--- start ---
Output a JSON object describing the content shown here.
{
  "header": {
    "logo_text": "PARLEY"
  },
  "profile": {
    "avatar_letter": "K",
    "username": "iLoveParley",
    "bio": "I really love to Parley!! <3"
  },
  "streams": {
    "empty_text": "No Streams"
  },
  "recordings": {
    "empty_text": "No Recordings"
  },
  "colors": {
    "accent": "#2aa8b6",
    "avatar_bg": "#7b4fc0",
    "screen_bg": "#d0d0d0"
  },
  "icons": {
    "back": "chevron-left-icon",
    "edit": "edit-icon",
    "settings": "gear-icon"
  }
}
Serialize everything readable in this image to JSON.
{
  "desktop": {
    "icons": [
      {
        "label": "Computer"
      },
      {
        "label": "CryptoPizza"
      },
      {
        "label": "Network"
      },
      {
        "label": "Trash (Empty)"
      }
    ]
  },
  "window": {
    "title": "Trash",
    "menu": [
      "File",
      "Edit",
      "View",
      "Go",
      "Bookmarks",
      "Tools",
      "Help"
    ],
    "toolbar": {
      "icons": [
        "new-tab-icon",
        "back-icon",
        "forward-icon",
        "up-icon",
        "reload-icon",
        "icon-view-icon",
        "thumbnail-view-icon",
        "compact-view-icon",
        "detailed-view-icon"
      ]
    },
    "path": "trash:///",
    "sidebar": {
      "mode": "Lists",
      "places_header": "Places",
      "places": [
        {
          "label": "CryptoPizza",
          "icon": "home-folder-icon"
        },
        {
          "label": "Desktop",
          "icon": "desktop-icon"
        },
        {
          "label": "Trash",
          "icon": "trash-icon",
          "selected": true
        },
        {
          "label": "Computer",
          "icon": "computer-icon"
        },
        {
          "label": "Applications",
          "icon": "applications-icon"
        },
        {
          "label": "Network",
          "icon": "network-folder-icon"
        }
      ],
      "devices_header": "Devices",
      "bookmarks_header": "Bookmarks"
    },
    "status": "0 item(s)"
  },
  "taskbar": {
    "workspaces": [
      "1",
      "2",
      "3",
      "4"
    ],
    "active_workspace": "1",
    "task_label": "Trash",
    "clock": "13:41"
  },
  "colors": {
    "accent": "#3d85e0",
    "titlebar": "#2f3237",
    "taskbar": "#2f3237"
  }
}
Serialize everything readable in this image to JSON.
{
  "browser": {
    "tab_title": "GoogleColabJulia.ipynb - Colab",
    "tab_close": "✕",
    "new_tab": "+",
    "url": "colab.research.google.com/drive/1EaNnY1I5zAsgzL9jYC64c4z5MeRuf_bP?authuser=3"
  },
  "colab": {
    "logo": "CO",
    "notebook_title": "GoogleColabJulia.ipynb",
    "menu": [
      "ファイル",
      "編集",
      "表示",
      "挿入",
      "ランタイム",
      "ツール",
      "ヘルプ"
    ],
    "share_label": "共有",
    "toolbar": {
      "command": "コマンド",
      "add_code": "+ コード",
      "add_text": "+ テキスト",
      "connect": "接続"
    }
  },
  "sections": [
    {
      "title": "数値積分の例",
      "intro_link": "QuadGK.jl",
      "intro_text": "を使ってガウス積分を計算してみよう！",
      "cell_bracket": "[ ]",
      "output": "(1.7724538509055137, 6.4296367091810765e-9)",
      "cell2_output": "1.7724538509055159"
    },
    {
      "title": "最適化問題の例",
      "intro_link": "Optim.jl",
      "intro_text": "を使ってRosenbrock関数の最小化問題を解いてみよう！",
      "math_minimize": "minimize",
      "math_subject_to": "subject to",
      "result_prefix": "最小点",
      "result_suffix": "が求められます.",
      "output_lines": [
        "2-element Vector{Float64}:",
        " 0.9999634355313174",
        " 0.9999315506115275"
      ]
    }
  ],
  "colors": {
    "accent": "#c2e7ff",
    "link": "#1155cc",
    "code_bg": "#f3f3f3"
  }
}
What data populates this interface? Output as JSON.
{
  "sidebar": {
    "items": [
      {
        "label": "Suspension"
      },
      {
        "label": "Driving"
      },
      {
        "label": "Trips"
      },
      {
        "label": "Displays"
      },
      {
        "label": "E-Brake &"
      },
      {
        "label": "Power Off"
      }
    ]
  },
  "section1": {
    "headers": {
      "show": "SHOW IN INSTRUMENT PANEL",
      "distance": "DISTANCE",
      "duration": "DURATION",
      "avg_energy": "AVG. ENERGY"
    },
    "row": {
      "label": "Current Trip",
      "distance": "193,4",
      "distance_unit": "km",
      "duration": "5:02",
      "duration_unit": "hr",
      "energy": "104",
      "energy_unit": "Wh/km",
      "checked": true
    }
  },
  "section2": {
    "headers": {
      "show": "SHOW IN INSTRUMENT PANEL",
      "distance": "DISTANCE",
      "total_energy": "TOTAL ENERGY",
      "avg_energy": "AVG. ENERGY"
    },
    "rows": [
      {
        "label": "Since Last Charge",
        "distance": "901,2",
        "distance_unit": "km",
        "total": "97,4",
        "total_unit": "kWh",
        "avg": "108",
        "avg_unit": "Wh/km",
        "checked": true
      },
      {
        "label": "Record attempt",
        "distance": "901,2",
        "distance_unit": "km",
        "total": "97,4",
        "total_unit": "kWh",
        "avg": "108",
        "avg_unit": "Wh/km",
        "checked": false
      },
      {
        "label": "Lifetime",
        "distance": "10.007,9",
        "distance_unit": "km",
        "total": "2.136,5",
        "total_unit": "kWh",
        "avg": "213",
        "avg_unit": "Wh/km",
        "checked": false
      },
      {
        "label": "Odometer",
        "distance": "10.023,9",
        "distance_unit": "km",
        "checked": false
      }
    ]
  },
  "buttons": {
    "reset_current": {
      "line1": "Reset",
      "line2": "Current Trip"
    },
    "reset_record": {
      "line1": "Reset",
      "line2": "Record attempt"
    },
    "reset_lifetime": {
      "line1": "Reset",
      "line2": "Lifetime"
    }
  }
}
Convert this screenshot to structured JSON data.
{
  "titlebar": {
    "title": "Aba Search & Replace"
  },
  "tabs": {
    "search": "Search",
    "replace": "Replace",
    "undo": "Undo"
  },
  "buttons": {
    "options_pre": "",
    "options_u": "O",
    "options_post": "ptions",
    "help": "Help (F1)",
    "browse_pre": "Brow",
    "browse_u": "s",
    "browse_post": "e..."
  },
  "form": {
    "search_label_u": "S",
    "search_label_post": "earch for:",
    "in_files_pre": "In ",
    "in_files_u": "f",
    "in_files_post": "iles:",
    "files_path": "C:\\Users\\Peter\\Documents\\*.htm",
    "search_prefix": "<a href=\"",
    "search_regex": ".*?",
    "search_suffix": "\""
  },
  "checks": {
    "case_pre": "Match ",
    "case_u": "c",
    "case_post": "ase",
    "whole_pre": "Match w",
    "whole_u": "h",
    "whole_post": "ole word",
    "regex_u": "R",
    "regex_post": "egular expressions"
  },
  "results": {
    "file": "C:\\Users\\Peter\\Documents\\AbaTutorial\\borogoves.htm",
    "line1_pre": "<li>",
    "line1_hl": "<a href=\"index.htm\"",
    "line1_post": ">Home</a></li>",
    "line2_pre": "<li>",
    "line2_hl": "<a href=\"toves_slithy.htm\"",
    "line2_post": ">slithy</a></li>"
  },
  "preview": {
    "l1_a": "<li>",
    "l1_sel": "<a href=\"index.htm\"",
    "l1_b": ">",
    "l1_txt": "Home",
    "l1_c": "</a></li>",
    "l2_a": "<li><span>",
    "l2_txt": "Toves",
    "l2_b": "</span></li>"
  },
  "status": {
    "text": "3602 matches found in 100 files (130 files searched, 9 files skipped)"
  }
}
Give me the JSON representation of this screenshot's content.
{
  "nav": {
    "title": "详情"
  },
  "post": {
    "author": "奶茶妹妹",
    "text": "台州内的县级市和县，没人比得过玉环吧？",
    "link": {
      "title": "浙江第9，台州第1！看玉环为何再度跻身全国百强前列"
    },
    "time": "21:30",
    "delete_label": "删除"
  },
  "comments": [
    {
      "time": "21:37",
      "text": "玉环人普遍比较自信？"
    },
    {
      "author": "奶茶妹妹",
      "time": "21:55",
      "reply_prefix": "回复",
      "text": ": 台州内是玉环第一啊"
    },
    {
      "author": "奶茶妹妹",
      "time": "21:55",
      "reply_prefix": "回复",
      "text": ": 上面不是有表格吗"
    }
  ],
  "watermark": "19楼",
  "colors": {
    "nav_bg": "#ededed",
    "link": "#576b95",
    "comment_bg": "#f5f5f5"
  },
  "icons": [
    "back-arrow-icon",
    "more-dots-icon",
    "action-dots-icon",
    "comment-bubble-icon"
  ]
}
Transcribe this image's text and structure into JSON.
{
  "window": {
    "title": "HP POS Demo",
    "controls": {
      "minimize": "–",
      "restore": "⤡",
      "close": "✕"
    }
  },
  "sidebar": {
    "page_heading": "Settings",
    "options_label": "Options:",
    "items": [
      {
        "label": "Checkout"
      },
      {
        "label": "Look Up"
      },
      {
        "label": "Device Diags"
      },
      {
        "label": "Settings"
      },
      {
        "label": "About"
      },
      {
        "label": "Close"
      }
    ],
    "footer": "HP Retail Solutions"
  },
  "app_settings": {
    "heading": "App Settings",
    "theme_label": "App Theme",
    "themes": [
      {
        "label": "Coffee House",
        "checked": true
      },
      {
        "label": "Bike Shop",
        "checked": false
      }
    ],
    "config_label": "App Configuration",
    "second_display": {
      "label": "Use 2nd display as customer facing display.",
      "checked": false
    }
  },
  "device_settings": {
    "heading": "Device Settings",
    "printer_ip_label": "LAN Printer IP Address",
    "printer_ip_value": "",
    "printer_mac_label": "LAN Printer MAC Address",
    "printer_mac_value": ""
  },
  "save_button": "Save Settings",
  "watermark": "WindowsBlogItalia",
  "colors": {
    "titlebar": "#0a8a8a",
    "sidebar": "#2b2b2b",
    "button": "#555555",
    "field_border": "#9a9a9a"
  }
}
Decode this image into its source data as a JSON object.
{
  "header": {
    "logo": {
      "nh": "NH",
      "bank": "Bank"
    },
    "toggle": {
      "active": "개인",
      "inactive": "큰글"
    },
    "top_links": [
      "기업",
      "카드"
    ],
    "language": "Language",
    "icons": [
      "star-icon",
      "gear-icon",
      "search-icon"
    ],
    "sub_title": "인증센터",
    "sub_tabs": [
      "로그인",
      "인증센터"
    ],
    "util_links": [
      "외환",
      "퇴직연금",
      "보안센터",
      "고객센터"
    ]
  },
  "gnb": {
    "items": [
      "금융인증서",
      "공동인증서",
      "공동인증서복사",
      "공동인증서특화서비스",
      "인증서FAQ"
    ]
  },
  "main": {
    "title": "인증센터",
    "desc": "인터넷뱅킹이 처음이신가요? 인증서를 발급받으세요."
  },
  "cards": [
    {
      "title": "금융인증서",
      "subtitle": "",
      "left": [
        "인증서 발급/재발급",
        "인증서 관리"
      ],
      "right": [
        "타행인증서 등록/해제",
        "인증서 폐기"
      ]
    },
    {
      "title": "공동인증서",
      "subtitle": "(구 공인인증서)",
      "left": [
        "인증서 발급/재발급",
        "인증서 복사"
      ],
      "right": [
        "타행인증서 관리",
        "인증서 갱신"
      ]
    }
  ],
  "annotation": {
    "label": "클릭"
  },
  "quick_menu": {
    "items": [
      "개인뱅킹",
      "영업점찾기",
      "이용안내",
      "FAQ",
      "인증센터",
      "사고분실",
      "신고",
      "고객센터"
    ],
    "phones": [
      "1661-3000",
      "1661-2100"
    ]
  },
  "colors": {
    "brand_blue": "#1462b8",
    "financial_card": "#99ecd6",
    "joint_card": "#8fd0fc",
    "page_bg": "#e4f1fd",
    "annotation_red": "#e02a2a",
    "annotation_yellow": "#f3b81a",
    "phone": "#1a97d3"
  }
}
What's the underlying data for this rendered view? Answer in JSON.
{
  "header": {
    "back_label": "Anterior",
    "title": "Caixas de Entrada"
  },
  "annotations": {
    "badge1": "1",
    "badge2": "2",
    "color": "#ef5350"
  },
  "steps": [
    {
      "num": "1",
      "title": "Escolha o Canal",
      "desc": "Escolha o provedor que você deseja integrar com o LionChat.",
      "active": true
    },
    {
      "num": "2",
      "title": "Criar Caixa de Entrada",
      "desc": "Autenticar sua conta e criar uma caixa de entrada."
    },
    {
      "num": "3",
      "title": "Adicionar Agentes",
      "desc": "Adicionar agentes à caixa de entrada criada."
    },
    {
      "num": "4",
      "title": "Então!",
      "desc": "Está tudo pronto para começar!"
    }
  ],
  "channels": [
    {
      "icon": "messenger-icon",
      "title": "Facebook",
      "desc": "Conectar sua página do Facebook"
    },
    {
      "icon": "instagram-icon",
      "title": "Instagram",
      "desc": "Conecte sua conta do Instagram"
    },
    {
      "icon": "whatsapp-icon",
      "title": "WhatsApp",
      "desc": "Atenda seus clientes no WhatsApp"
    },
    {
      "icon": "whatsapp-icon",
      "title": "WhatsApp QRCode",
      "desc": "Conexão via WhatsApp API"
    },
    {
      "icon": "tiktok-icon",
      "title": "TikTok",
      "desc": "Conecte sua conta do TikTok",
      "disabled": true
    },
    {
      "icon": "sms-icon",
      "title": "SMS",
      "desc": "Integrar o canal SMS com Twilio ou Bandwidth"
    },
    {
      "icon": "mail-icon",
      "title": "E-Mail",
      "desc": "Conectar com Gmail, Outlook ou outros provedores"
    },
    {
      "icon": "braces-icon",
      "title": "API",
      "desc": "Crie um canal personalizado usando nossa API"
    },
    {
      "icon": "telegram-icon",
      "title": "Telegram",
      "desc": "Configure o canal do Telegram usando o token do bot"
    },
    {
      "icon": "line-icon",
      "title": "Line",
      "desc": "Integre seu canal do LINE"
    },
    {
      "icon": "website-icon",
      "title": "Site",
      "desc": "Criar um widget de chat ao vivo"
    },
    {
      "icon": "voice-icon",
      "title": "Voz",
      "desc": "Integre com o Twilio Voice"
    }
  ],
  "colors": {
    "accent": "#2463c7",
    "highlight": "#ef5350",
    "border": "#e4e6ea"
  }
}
--- end ---
**Exercise prompt:**
Search the records for the string "Facebook" and return every line in which it occurs.

**Response to this task:**
      "title": "Facebook",
      "desc": "Conectar sua página do Facebook"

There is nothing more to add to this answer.